**Problem to work on:** All of the data below must be repeated exactly.

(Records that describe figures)
****************************************
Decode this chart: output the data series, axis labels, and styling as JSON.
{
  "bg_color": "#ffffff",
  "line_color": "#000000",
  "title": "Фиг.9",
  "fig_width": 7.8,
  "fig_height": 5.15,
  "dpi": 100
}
****************************************
**Expected answer:**
Decode this chart: output the data series, axis labels, and styling as JSON.
{
  "bg_color": "#ffffff",
  "line_color": "#000000",
  "title": "Фиг.9",
  "fig_width": 7.8,
  "fig_height": 5.15,
  "dpi": 100
}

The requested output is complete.